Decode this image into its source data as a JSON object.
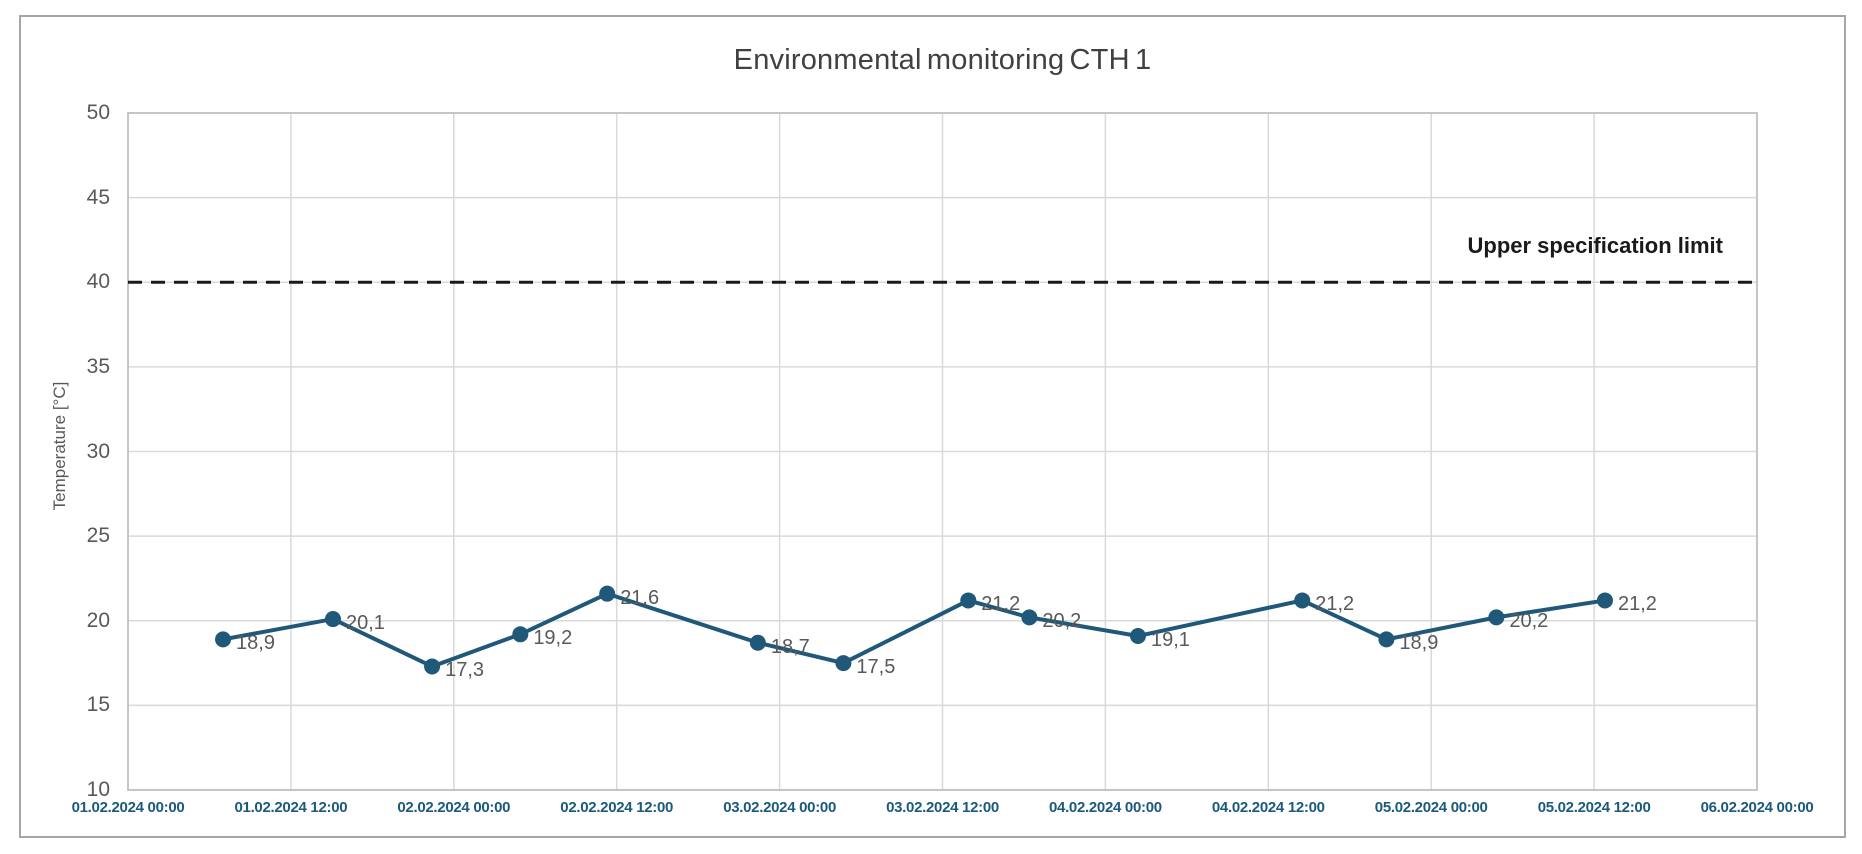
{
  "window": {
    "background_color": "#ffffff",
    "frame_border_color": "#a6a6a6"
  },
  "colors": {
    "series_line": "#20587a",
    "series_marker": "#20587a",
    "title_text": "#404040",
    "y_tick_text": "#595959",
    "x_tick_text": "#1b5a7e",
    "data_label_text": "#595959",
    "gridline": "#d9d9d9",
    "plot_border": "#bfbfbf",
    "reference_line": "#1a1a1a"
  },
  "chart_data": {
    "type": "line",
    "title": "Environmental monitoring CTH 1",
    "xlabel": "",
    "ylabel": "Temperature [°C]",
    "ylim": [
      10,
      50
    ],
    "y_ticks": [
      10,
      15,
      20,
      25,
      30,
      35,
      40,
      45,
      50
    ],
    "x_axis_hours_range": [
      0,
      120
    ],
    "x_tick_interval_hours": 12,
    "x_tick_labels": [
      "01.02.2024 00:00",
      "01.02.2024 12:00",
      "02.02.2024 00:00",
      "02.02.2024 12:00",
      "03.02.2024 00:00",
      "03.02.2024 12:00",
      "04.02.2024 00:00",
      "04.02.2024 12:00",
      "05.02.2024 00:00",
      "05.02.2024 12:00",
      "06.02.2024 00:00"
    ],
    "grid": true,
    "legend": "none",
    "decimal_separator": ",",
    "series": [
      {
        "points": [
          {
            "hours": 7.0,
            "value": 18.9,
            "label": "18,9"
          },
          {
            "hours": 15.1,
            "value": 20.1,
            "label": "20,1"
          },
          {
            "hours": 22.4,
            "value": 17.3,
            "label": "17,3"
          },
          {
            "hours": 28.9,
            "value": 19.2,
            "label": "19,2"
          },
          {
            "hours": 35.3,
            "value": 21.6,
            "label": "21,6"
          },
          {
            "hours": 46.4,
            "value": 18.7,
            "label": "18,7"
          },
          {
            "hours": 52.7,
            "value": 17.5,
            "label": "17,5"
          },
          {
            "hours": 61.9,
            "value": 21.2,
            "label": "21,2"
          },
          {
            "hours": 66.4,
            "value": 20.2,
            "label": "20,2"
          },
          {
            "hours": 74.4,
            "value": 19.1,
            "label": "19,1"
          },
          {
            "hours": 86.5,
            "value": 21.2,
            "label": "21,2"
          },
          {
            "hours": 92.7,
            "value": 18.9,
            "label": "18,9"
          },
          {
            "hours": 100.8,
            "value": 20.2,
            "label": "20,2"
          },
          {
            "hours": 108.8,
            "value": 21.2,
            "label": "21,2"
          }
        ]
      }
    ],
    "reference_line": {
      "label": "Upper specification limit",
      "value": 40,
      "style": "dashed"
    }
  }
}
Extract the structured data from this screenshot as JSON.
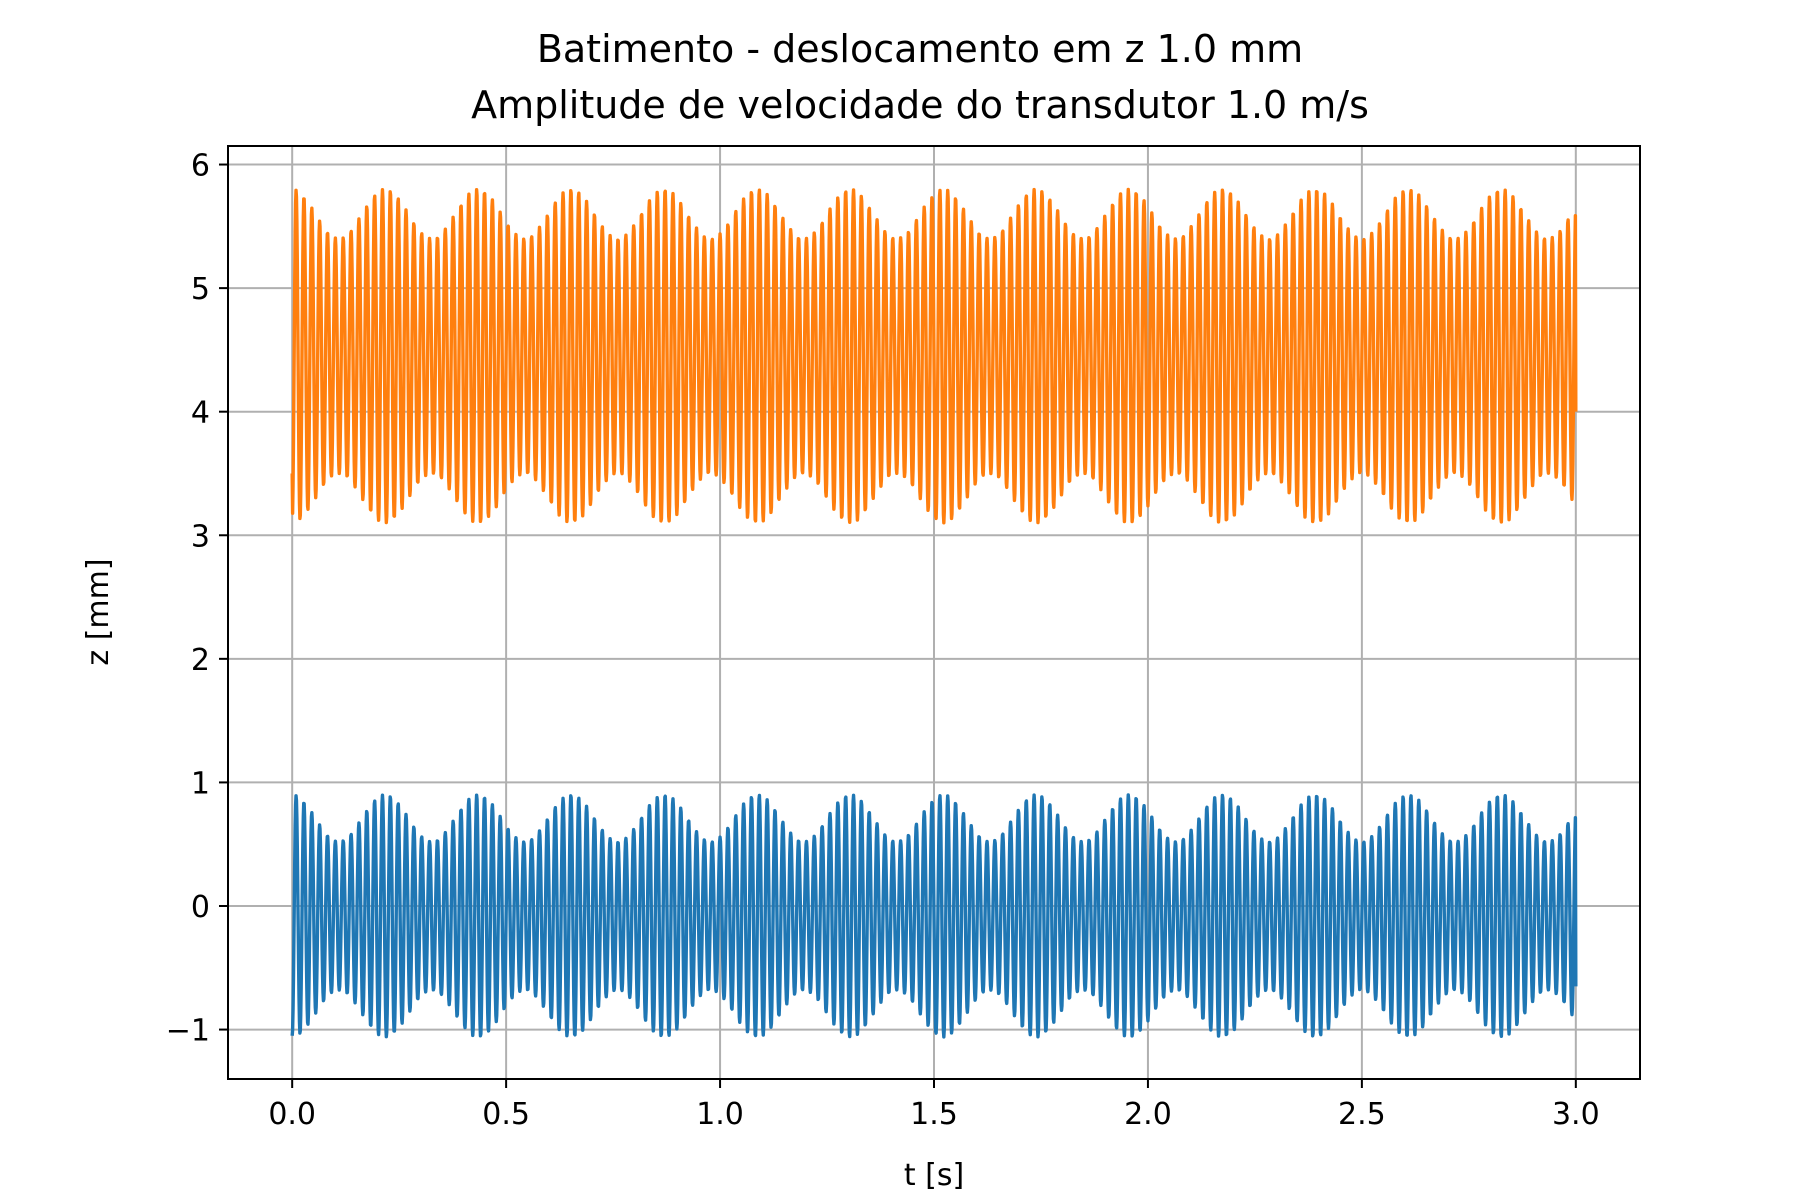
{
  "chart_data": {
    "type": "line",
    "title_line1": "Batimento - deslocamento em z 1.0 mm",
    "title_line2": "Amplitude de velocidade do transdutor 1.0 m/s",
    "xlabel": "t [s]",
    "ylabel": "z [mm]",
    "xlim": [
      -0.15,
      3.15
    ],
    "ylim": [
      -1.4,
      6.15
    ],
    "xticks": [
      0.0,
      0.5,
      1.0,
      1.5,
      2.0,
      2.5,
      3.0
    ],
    "xtick_labels": [
      "0.0",
      "0.5",
      "1.0",
      "1.5",
      "2.0",
      "2.5",
      "3.0"
    ],
    "yticks": [
      -1,
      0,
      1,
      2,
      3,
      4,
      5,
      6
    ],
    "ytick_labels": [
      "−1",
      "0",
      "1",
      "2",
      "3",
      "4",
      "5",
      "6"
    ],
    "grid": true,
    "legend": "none",
    "series": [
      {
        "color": "#1f77b4",
        "x_range": [
          0.0,
          3.0
        ],
        "offset": -0.08,
        "carrier_frequency_hz": 54.5,
        "beat_frequency_hz": 4.6,
        "envelope_min": 0.6,
        "envelope_max": 0.98,
        "start_value": -1.05,
        "end_value": -0.65
      },
      {
        "color": "#ff7f0e",
        "x_range": [
          0.0,
          3.0
        ],
        "offset": 4.45,
        "carrier_frequency_hz": 54.5,
        "beat_frequency_hz": 4.6,
        "envelope_min": 0.95,
        "envelope_max": 1.35,
        "start_value": 3.5,
        "end_value": 4.0
      }
    ]
  }
}
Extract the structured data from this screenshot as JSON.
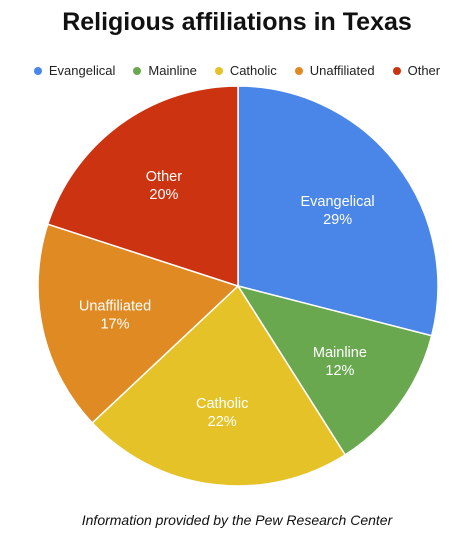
{
  "title": "Religious affiliations in Texas",
  "footer": "Information provided by the Pew Research Center",
  "chart_data": {
    "type": "pie",
    "title": "Religious affiliations in Texas",
    "legend_position": "top",
    "slices": [
      {
        "name": "Evangelical",
        "value": 29,
        "label": "29%",
        "color": "#4a86e8"
      },
      {
        "name": "Mainline",
        "value": 12,
        "label": "12%",
        "color": "#6aa84f"
      },
      {
        "name": "Catholic",
        "value": 22,
        "label": "22%",
        "color": "#e6c229"
      },
      {
        "name": "Unaffiliated",
        "value": 17,
        "label": "17%",
        "color": "#e08a23"
      },
      {
        "name": "Other",
        "value": 20,
        "label": "20%",
        "color": "#cc3311"
      }
    ]
  }
}
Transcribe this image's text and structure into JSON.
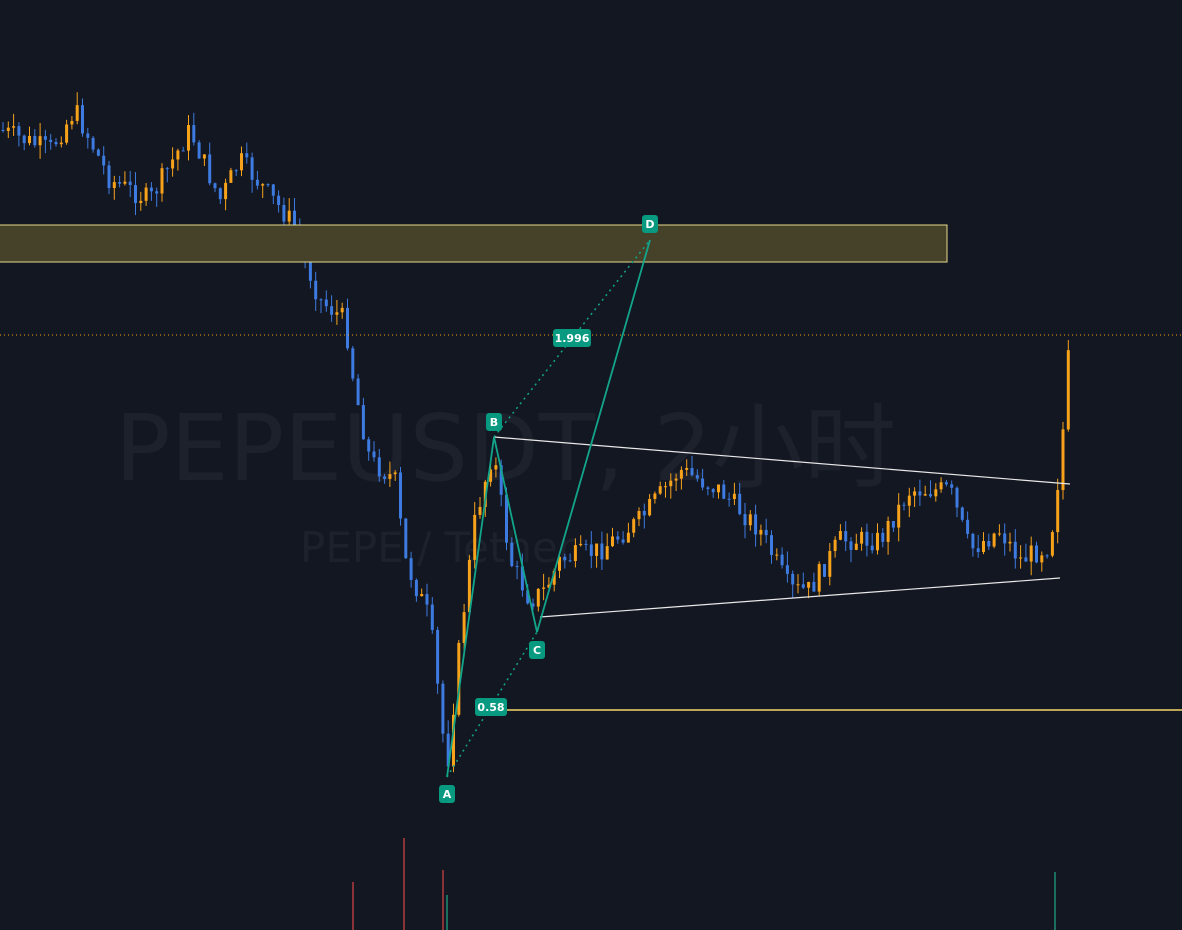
{
  "watermark": {
    "title": "PEPEUSDT, 2小时",
    "subtitle": "PEPE / Tether"
  },
  "pattern": {
    "points": [
      "A",
      "B",
      "C",
      "D"
    ],
    "ratios": [
      "1.996",
      "0.58"
    ]
  }
}
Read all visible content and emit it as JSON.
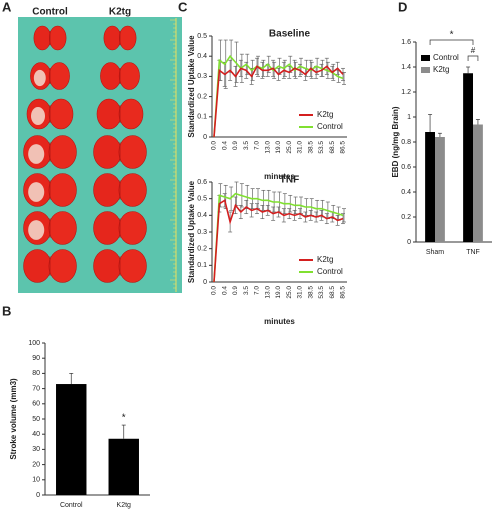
{
  "panels": [
    "A",
    "B",
    "C",
    "D"
  ],
  "photo": {
    "columns": [
      "Control",
      "K2tg"
    ]
  },
  "chart_data": [
    {
      "type": "bar",
      "ylabel": "Stroke volume (mm3)",
      "categories": [
        "Control",
        "K2tg"
      ],
      "values": [
        73,
        37
      ],
      "errors": [
        7,
        9
      ],
      "color": "#000000",
      "ylim": [
        0,
        100
      ],
      "yticks": [
        0,
        10,
        20,
        30,
        40,
        50,
        60,
        70,
        80,
        90,
        100
      ],
      "annotation": "*"
    },
    {
      "type": "line",
      "title": "Baseline",
      "xlabel": "minutes",
      "ylabel": "Standardized Uptake Value",
      "categories": [
        "0.0",
        null,
        "0.4",
        null,
        "0.9",
        null,
        "3.5",
        null,
        "7.0",
        null,
        "13.0",
        null,
        "19.0",
        null,
        "25.0",
        null,
        "31.0",
        null,
        "38.5",
        null,
        "53.5",
        null,
        "68.5",
        null,
        "86.5"
      ],
      "ylim": [
        0,
        0.5
      ],
      "yticks": [
        0,
        0.1,
        0.2,
        0.3,
        0.4,
        0.5
      ],
      "legend": "lower right",
      "series": [
        {
          "name": "K2tg",
          "color": "#d41f1f",
          "values": [
            0,
            0.33,
            0.31,
            0.33,
            0.3,
            0.34,
            0.33,
            0.3,
            0.35,
            0.33,
            0.33,
            0.34,
            0.31,
            0.33,
            0.32,
            0.34,
            0.33,
            0.31,
            0.34,
            0.32,
            0.33,
            0.35,
            0.32,
            0.34,
            0.31
          ],
          "errors": [
            0,
            0.05,
            0.06,
            0.05,
            0.05,
            0.04,
            0.04,
            0.04,
            0.04,
            0.04,
            0.03,
            0.04,
            0.03,
            0.04,
            0.03,
            0.04,
            0.03,
            0.03,
            0.04,
            0.03,
            0.03,
            0.04,
            0.03,
            0.03,
            0.03
          ]
        },
        {
          "name": "Control",
          "color": "#80e030",
          "values": [
            0,
            0.38,
            0.36,
            0.4,
            0.37,
            0.34,
            0.36,
            0.33,
            0.35,
            0.34,
            0.36,
            0.33,
            0.35,
            0.34,
            0.36,
            0.33,
            0.35,
            0.34,
            0.33,
            0.35,
            0.34,
            0.33,
            0.32,
            0.3,
            0.29
          ],
          "errors": [
            0,
            0.1,
            0.12,
            0.08,
            0.1,
            0.07,
            0.05,
            0.05,
            0.05,
            0.04,
            0.04,
            0.04,
            0.04,
            0.04,
            0.04,
            0.04,
            0.04,
            0.04,
            0.04,
            0.04,
            0.04,
            0.04,
            0.04,
            0.03,
            0.03
          ]
        }
      ]
    },
    {
      "type": "line",
      "title": "TNF",
      "xlabel": "minutes",
      "ylabel": "Standardized Uptake Value",
      "categories": [
        "0.0",
        null,
        "0.4",
        null,
        "0.9",
        null,
        "3.5",
        null,
        "7.0",
        null,
        "13.0",
        null,
        "19.0",
        null,
        "25.0",
        null,
        "31.0",
        null,
        "38.5",
        null,
        "53.5",
        null,
        "68.5",
        null,
        "86.5"
      ],
      "ylim": [
        0,
        0.6
      ],
      "yticks": [
        0,
        0.1,
        0.2,
        0.3,
        0.4,
        0.5,
        0.6
      ],
      "legend": "lower right",
      "series": [
        {
          "name": "K2tg",
          "color": "#d41f1f",
          "values": [
            0,
            0.47,
            0.49,
            0.36,
            0.46,
            0.42,
            0.45,
            0.43,
            0.44,
            0.42,
            0.43,
            0.41,
            0.42,
            0.4,
            0.41,
            0.4,
            0.41,
            0.39,
            0.4,
            0.39,
            0.4,
            0.38,
            0.39,
            0.37,
            0.38
          ],
          "errors": [
            0,
            0.05,
            0.04,
            0.06,
            0.05,
            0.04,
            0.04,
            0.04,
            0.03,
            0.04,
            0.03,
            0.04,
            0.03,
            0.04,
            0.03,
            0.03,
            0.03,
            0.03,
            0.03,
            0.03,
            0.03,
            0.03,
            0.03,
            0.03,
            0.03
          ]
        },
        {
          "name": "Control",
          "color": "#80e030",
          "values": [
            0,
            0.52,
            0.51,
            0.5,
            0.53,
            0.52,
            0.51,
            0.5,
            0.5,
            0.49,
            0.49,
            0.48,
            0.48,
            0.47,
            0.47,
            0.46,
            0.46,
            0.45,
            0.45,
            0.44,
            0.44,
            0.43,
            0.42,
            0.41,
            0.4
          ],
          "errors": [
            0,
            0.07,
            0.07,
            0.07,
            0.07,
            0.07,
            0.07,
            0.06,
            0.06,
            0.06,
            0.06,
            0.06,
            0.06,
            0.06,
            0.05,
            0.05,
            0.05,
            0.05,
            0.05,
            0.05,
            0.05,
            0.05,
            0.04,
            0.04,
            0.04
          ]
        }
      ]
    },
    {
      "type": "bar",
      "ylabel": "EBD (ng/mg Brain)",
      "categories": [
        "Sham",
        "TNF"
      ],
      "ylim": [
        0,
        1.6
      ],
      "yticks": [
        0,
        0.2,
        0.4,
        0.6,
        0.8,
        1,
        1.2,
        1.4,
        1.6
      ],
      "legend": "upper left",
      "series": [
        {
          "name": "Control",
          "color": "#000000",
          "values": [
            0.88,
            1.35
          ],
          "errors": [
            0.14,
            0.05
          ]
        },
        {
          "name": "K2tg",
          "color": "#8c8c8c",
          "values": [
            0.84,
            0.94
          ],
          "errors": [
            0.03,
            0.04
          ]
        }
      ],
      "annotations": [
        "*",
        "#"
      ]
    }
  ]
}
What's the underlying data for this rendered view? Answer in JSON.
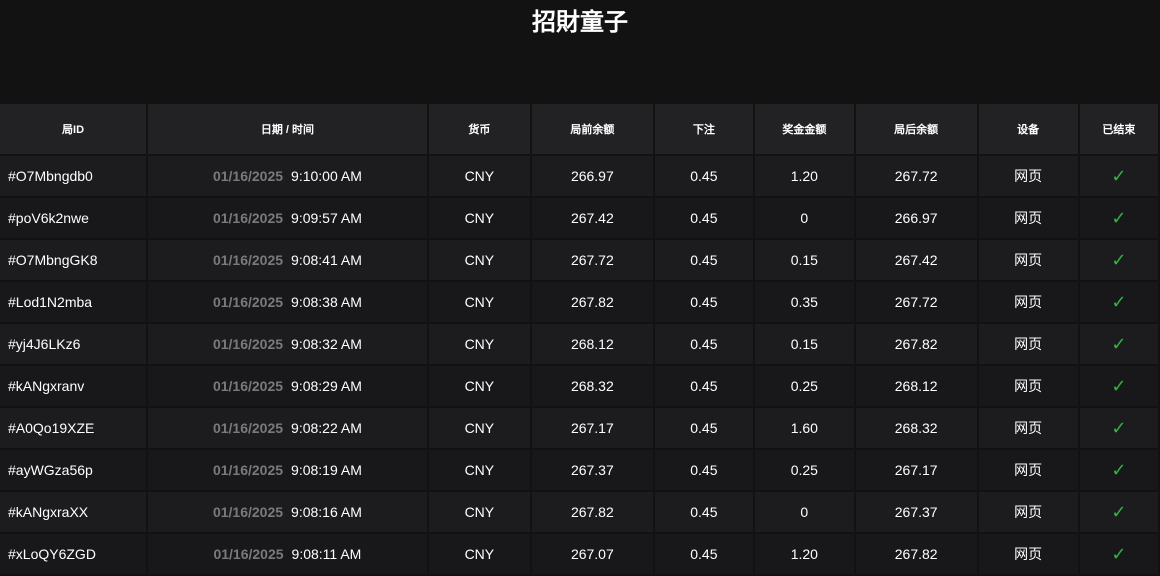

------------------------------------------------------------------------

Aim> From the listing above, copy every line that holds the string "into".

Result for this task>
Decode this image into its source data as a JSON object.
Transcribe this image's text and structure into JSON.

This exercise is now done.